**What you have to do**: Only the number is wanted: how many lines contain "детали"?

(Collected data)
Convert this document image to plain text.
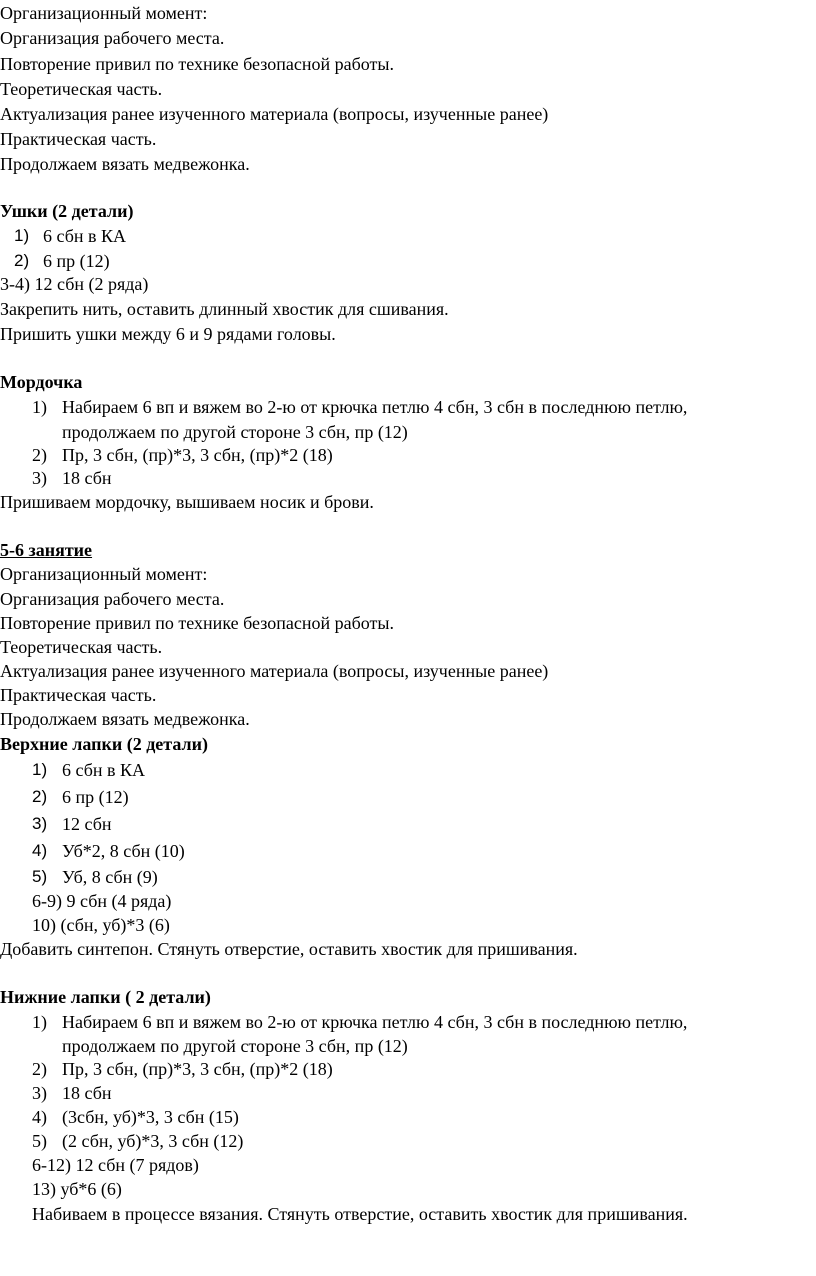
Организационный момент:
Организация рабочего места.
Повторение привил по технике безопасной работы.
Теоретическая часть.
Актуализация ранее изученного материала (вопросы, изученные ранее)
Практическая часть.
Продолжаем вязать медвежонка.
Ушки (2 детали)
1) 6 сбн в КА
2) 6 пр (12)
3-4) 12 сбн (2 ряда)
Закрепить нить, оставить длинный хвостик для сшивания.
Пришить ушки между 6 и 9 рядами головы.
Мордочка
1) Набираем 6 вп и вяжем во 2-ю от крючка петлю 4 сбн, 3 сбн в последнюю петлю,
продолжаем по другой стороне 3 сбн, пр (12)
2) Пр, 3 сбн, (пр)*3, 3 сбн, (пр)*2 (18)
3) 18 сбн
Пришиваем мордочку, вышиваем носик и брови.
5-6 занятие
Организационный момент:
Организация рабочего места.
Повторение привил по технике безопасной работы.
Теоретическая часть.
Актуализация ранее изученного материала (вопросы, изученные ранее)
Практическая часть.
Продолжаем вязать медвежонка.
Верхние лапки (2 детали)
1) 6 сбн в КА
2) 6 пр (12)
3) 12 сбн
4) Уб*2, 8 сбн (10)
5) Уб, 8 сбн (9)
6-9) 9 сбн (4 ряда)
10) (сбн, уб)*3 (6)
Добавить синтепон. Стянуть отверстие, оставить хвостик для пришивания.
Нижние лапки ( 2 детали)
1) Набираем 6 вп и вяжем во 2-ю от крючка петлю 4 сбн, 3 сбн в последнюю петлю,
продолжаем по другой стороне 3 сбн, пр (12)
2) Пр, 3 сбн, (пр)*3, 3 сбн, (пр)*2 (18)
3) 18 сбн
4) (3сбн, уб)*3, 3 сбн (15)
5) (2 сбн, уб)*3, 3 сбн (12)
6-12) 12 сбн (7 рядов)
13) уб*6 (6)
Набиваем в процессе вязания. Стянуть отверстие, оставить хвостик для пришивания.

--

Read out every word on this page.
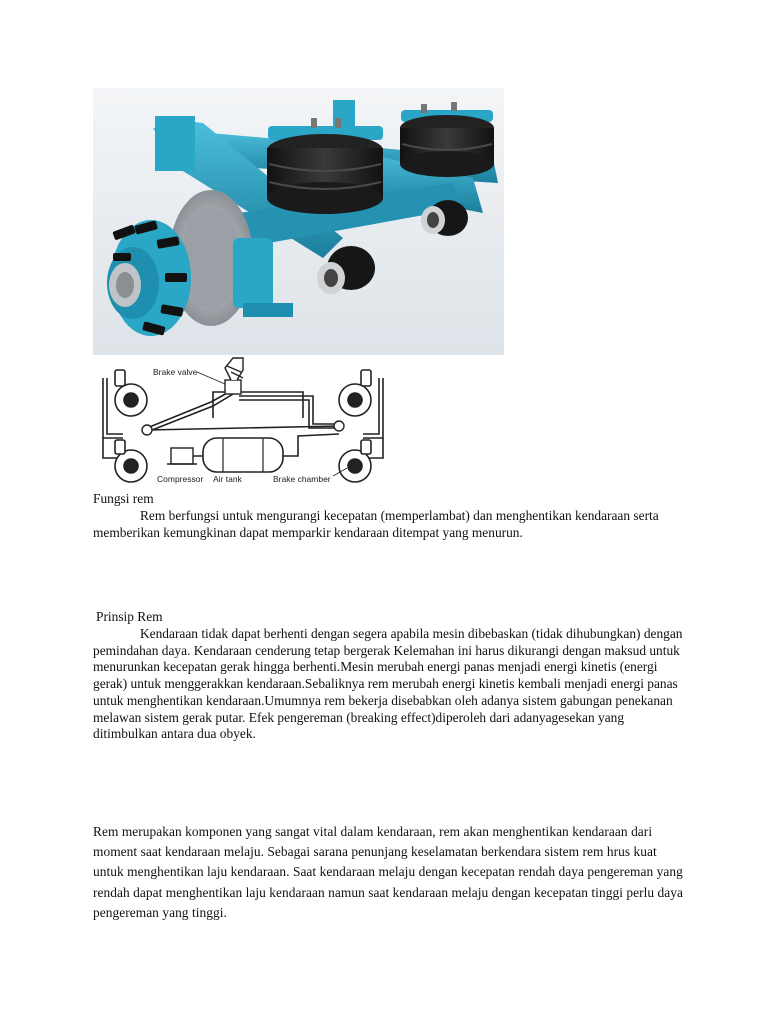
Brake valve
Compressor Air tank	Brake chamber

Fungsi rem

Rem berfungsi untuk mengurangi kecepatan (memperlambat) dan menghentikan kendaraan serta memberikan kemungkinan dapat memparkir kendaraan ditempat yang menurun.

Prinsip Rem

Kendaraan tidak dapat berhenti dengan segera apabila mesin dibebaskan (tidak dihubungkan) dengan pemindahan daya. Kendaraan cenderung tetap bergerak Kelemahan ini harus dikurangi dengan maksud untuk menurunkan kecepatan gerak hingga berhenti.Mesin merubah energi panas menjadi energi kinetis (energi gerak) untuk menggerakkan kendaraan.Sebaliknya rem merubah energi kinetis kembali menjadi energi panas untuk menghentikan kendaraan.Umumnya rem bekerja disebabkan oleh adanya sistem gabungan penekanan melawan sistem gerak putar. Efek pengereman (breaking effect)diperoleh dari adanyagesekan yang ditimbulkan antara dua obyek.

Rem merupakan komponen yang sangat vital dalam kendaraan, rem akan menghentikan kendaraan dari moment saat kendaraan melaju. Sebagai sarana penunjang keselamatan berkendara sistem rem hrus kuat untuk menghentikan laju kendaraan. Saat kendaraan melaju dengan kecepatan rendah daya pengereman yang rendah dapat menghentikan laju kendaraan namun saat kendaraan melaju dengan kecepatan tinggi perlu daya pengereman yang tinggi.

---

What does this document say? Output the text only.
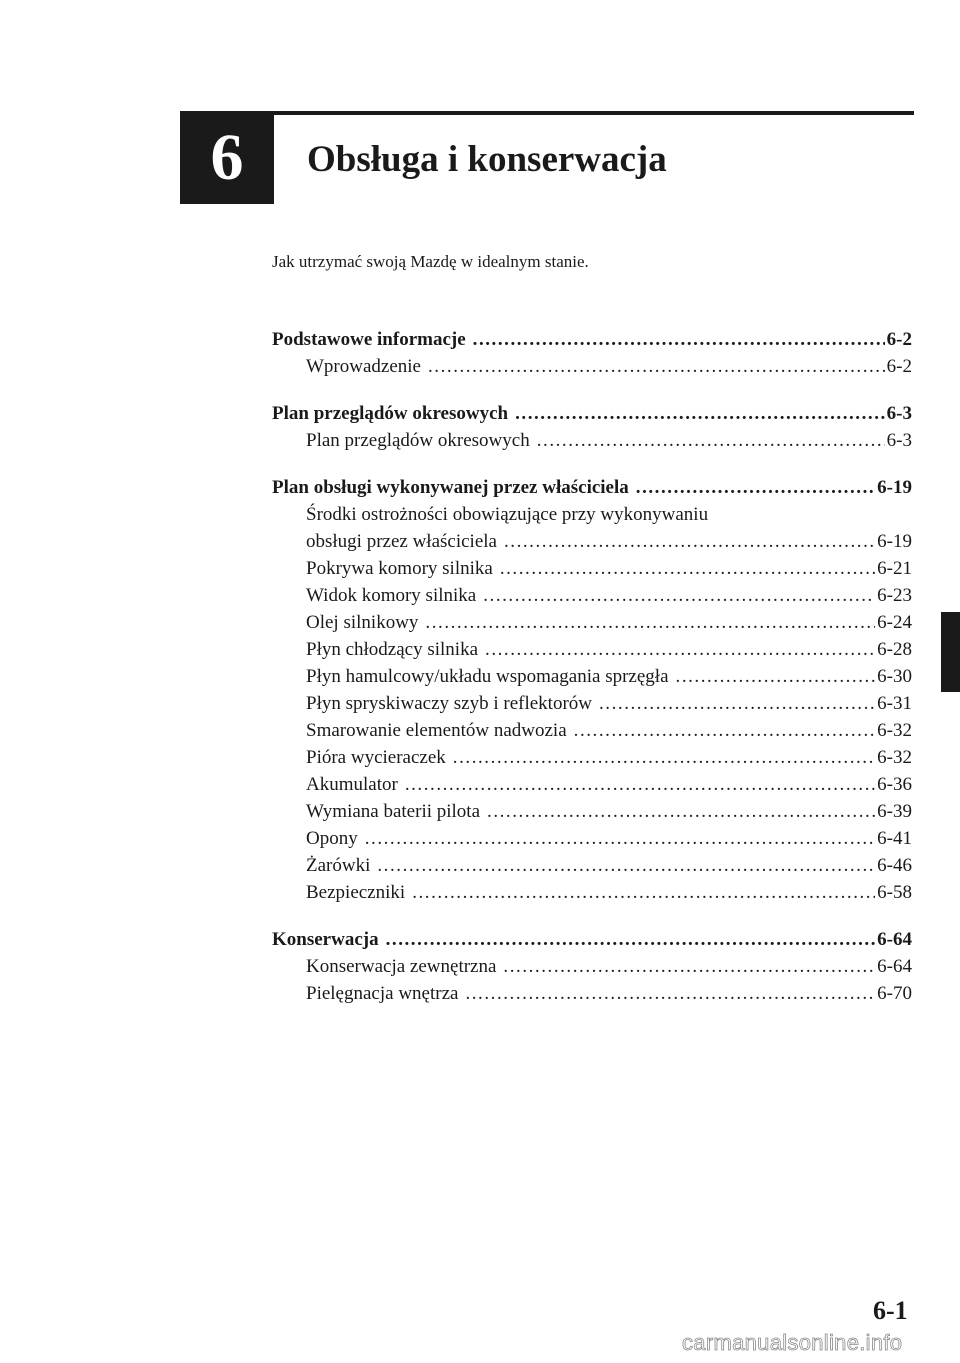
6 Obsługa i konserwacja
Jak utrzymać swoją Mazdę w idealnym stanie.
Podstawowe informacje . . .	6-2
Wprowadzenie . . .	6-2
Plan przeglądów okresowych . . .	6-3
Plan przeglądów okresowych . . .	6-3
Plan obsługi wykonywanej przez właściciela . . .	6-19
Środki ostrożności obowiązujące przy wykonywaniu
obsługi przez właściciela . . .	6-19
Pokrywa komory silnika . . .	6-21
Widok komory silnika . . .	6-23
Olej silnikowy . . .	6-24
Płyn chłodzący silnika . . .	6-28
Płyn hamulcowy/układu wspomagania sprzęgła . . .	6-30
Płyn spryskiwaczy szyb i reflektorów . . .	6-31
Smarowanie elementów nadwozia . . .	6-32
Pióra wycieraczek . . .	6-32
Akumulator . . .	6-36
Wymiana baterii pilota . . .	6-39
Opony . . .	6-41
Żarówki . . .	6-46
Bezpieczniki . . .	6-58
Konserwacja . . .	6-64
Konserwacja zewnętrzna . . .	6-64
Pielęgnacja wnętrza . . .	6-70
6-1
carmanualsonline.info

**Written reply**: 3